» What to work on:
The whole listing is to be reproduced exactly as given.

[Opening Exercise material section]

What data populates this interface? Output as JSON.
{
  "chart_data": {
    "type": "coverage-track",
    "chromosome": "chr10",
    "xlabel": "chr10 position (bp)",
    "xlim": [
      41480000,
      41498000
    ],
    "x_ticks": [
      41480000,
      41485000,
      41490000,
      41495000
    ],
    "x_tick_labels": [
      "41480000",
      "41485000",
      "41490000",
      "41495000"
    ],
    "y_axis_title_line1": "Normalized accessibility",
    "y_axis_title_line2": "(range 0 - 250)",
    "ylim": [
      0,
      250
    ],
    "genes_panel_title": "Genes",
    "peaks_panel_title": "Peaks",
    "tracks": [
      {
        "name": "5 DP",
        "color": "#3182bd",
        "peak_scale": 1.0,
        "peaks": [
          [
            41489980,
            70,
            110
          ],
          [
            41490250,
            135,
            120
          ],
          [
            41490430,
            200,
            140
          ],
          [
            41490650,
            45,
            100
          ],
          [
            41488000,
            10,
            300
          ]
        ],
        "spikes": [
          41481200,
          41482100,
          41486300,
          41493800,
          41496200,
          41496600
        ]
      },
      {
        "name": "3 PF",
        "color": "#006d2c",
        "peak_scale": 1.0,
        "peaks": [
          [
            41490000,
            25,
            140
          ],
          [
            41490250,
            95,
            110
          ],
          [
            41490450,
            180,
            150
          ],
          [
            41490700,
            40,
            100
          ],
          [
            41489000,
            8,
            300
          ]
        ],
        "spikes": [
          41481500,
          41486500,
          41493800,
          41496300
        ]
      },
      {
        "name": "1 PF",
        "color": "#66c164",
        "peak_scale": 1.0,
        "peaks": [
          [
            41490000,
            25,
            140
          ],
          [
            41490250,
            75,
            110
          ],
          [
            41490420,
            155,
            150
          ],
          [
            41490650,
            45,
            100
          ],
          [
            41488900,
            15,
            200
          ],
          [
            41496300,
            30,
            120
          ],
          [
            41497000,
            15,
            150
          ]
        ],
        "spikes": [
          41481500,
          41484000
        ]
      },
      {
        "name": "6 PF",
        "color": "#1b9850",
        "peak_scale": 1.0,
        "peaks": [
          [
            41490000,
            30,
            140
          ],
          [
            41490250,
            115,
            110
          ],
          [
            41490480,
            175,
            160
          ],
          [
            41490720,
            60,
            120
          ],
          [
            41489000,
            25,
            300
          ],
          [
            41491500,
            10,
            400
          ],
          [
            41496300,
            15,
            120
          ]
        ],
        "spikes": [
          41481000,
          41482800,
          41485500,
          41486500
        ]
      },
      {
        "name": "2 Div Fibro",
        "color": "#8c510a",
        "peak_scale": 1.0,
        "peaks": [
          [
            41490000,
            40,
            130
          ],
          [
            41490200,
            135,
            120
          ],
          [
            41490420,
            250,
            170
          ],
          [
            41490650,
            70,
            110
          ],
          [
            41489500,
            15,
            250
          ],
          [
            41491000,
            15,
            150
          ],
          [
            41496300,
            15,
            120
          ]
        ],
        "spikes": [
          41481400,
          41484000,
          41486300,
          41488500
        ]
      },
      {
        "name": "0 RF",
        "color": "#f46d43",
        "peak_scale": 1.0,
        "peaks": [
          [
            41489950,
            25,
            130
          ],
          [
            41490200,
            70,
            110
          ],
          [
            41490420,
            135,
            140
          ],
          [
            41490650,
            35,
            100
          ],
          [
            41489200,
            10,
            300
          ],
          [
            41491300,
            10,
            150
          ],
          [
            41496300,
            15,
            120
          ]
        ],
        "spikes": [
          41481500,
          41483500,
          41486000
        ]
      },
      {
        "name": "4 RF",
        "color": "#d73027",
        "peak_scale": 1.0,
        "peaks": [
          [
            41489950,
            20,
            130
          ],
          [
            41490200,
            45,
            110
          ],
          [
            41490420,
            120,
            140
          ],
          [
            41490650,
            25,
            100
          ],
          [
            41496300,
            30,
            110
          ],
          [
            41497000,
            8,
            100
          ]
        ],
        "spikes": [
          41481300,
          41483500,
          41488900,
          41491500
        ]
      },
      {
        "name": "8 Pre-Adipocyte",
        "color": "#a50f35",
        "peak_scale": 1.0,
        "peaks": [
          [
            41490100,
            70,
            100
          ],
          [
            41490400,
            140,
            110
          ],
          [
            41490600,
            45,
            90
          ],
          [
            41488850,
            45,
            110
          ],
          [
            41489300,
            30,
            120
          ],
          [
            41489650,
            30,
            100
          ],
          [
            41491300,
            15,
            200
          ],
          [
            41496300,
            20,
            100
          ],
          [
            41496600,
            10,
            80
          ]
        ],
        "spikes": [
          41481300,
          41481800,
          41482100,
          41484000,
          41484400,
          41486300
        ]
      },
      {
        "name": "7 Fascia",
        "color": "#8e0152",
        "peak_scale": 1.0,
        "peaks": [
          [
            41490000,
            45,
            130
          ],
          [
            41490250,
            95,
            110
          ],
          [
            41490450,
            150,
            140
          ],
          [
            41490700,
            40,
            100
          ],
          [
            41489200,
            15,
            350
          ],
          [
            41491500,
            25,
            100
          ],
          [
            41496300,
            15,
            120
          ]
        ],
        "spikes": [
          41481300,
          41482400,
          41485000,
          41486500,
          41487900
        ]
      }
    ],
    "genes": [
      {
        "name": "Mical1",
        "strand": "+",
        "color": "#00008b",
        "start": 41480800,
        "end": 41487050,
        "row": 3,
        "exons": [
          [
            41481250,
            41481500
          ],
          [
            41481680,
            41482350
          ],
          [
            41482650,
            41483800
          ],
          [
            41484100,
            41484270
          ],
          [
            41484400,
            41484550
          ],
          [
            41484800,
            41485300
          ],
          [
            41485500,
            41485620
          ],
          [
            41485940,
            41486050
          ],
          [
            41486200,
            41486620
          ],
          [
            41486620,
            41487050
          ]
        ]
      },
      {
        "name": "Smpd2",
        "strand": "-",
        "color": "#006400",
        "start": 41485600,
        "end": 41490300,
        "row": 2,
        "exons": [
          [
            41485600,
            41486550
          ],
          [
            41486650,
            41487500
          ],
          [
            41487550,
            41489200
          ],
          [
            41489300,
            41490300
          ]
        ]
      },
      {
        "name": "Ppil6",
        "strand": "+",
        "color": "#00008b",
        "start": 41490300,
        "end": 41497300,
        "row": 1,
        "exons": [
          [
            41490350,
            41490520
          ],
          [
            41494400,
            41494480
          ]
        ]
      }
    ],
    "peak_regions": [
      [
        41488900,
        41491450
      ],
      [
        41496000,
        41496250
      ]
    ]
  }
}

[Closing Exercise material section]

» Written solution:
What data populates this interface? Output as JSON.
{
  "chart_data": {
    "type": "coverage-track",
    "chromosome": "chr10",
    "xlabel": "chr10 position (bp)",
    "xlim": [
      41480000,
      41498000
    ],
    "x_ticks": [
      41480000,
      41485000,
      41490000,
      41495000
    ],
    "x_tick_labels": [
      "41480000",
      "41485000",
      "41490000",
      "41495000"
    ],
    "y_axis_title_line1": "Normalized accessibility",
    "y_axis_title_line2": "(range 0 - 250)",
    "ylim": [
      0,
      250
    ],
    "genes_panel_title": "Genes",
    "peaks_panel_title": "Peaks",
    "tracks": [
      {
        "name": "5 DP",
        "color": "#3182bd",
        "peak_scale": 1.0,
        "peaks": [
          [
            41489980,
            70,
            110
          ],
          [
            41490250,
            135,
            120
          ],
          [
            41490430,
            200,
            140
          ],
          [
            41490650,
            45,
            100
          ],
          [
            41488000,
            10,
            300
          ]
        ],
        "spikes": [
          41481200,
          41482100,
          41486300,
          41493800,
          41496200,
          41496600
        ]
      },
      {
        "name": "3 PF",
        "color": "#006d2c",
        "peak_scale": 1.0,
        "peaks": [
          [
            41490000,
            25,
            140
          ],
          [
            41490250,
            95,
            110
          ],
          [
            41490450,
            180,
            150
          ],
          [
            41490700,
            40,
            100
          ],
          [
            41489000,
            8,
            300
          ]
        ],
        "spikes": [
          41481500,
          41486500,
          41493800,
          41496300
        ]
      },
      {
        "name": "1 PF",
        "color": "#66c164",
        "peak_scale": 1.0,
        "peaks": [
          [
            41490000,
            25,
            140
          ],
          [
            41490250,
            75,
            110
          ],
          [
            41490420,
            155,
            150
          ],
          [
            41490650,
            45,
            100
          ],
          [
            41488900,
            15,
            200
          ],
          [
            41496300,
            30,
            120
          ],
          [
            41497000,
            15,
            150
          ]
        ],
        "spikes": [
          41481500,
          41484000
        ]
      },
      {
        "name": "6 PF",
        "color": "#1b9850",
        "peak_scale": 1.0,
        "peaks": [
          [
            41490000,
            30,
            140
          ],
          [
            41490250,
            115,
            110
          ],
          [
            41490480,
            175,
            160
          ],
          [
            41490720,
            60,
            120
          ],
          [
            41489000,
            25,
            300
          ],
          [
            41491500,
            10,
            400
          ],
          [
            41496300,
            15,
            120
          ]
        ],
        "spikes": [
          41481000,
          41482800,
          41485500,
          41486500
        ]
      },
      {
        "name": "2 Div Fibro",
        "color": "#8c510a",
        "peak_scale": 1.0,
        "peaks": [
          [
            41490000,
            40,
            130
          ],
          [
            41490200,
            135,
            120
          ],
          [
            41490420,
            250,
            170
          ],
          [
            41490650,
            70,
            110
          ],
          [
            41489500,
            15,
            250
          ],
          [
            41491000,
            15,
            150
          ],
          [
            41496300,
            15,
            120
          ]
        ],
        "spikes": [
          41481400,
          41484000,
          41486300,
          41488500
        ]
      },
      {
        "name": "0 RF",
        "color": "#f46d43",
        "peak_scale": 1.0,
        "peaks": [
          [
            41489950,
            25,
            130
          ],
          [
            41490200,
            70,
            110
          ],
          [
            41490420,
            135,
            140
          ],
          [
            41490650,
            35,
            100
          ],
          [
            41489200,
            10,
            300
          ],
          [
            41491300,
            10,
            150
          ],
          [
            41496300,
            15,
            120
          ]
        ],
        "spikes": [
          41481500,
          41483500,
          41486000
        ]
      },
      {
        "name": "4 RF",
        "color": "#d73027",
        "peak_scale": 1.0,
        "peaks": [
          [
            41489950,
            20,
            130
          ],
          [
            41490200,
            45,
            110
          ],
          [
            41490420,
            120,
            140
          ],
          [
            41490650,
            25,
            100
          ],
          [
            41496300,
            30,
            110
          ],
          [
            41497000,
            8,
            100
          ]
        ],
        "spikes": [
          41481300,
          41483500,
          41488900,
          41491500
        ]
      },
      {
        "name": "8 Pre-Adipocyte",
        "color": "#a50f35",
        "peak_scale": 1.0,
        "peaks": [
          [
            41490100,
            70,
            100
          ],
          [
            41490400,
            140,
            110
          ],
          [
            41490600,
            45,
            90
          ],
          [
            41488850,
            45,
            110
          ],
          [
            41489300,
            30,
            120
          ],
          [
            41489650,
            30,
            100
          ],
          [
            41491300,
            15,
            200
          ],
          [
            41496300,
            20,
            100
          ],
          [
            41496600,
            10,
            80
          ]
        ],
        "spikes": [
          41481300,
          41481800,
          41482100,
          41484000,
          41484400,
          41486300
        ]
      },
      {
        "name": "7 Fascia",
        "color": "#8e0152",
        "peak_scale": 1.0,
        "peaks": [
          [
            41490000,
            45,
            130
          ],
          [
            41490250,
            95,
            110
          ],
          [
            41490450,
            150,
            140
          ],
          [
            41490700,
            40,
            100
          ],
          [
            41489200,
            15,
            350
          ],
          [
            41491500,
            25,
            100
          ],
          [
            41496300,
            15,
            120
          ]
        ],
        "spikes": [
          41481300,
          41482400,
          41485000,
          41486500,
          41487900
        ]
      }
    ],
    "genes": [
      {
        "name": "Mical1",
        "strand": "+",
        "color": "#00008b",
        "start": 41480800,
        "end": 41487050,
        "row": 3,
        "exons": [
          [
            41481250,
            41481500
          ],
          [
            41481680,
            41482350
          ],
          [
            41482650,
            41483800
          ],
          [
            41484100,
            41484270
          ],
          [
            41484400,
            41484550
          ],
          [
            41484800,
            41485300
          ],
          [
            41485500,
            41485620
          ],
          [
            41485940,
            41486050
          ],
          [
            41486200,
            41486620
          ],
          [
            41486620,
            41487050
          ]
        ]
      },
      {
        "name": "Smpd2",
        "strand": "-",
        "color": "#006400",
        "start": 41485600,
        "end": 41490300,
        "row": 2,
        "exons": [
          [
            41485600,
            41486550
          ],
          [
            41486650,
            41487500
          ],
          [
            41487550,
            41489200
          ],
          [
            41489300,
            41490300
          ]
        ]
      },
      {
        "name": "Ppil6",
        "strand": "+",
        "color": "#00008b",
        "start": 41490300,
        "end": 41497300,
        "row": 1,
        "exons": [
          [
            41490350,
            41490520
          ],
          [
            41494400,
            41494480
          ]
        ]
      }
    ],
    "peak_regions": [
      [
        41488900,
        41491450
      ],
      [
        41496000,
        41496250
      ]
    ]
  }
}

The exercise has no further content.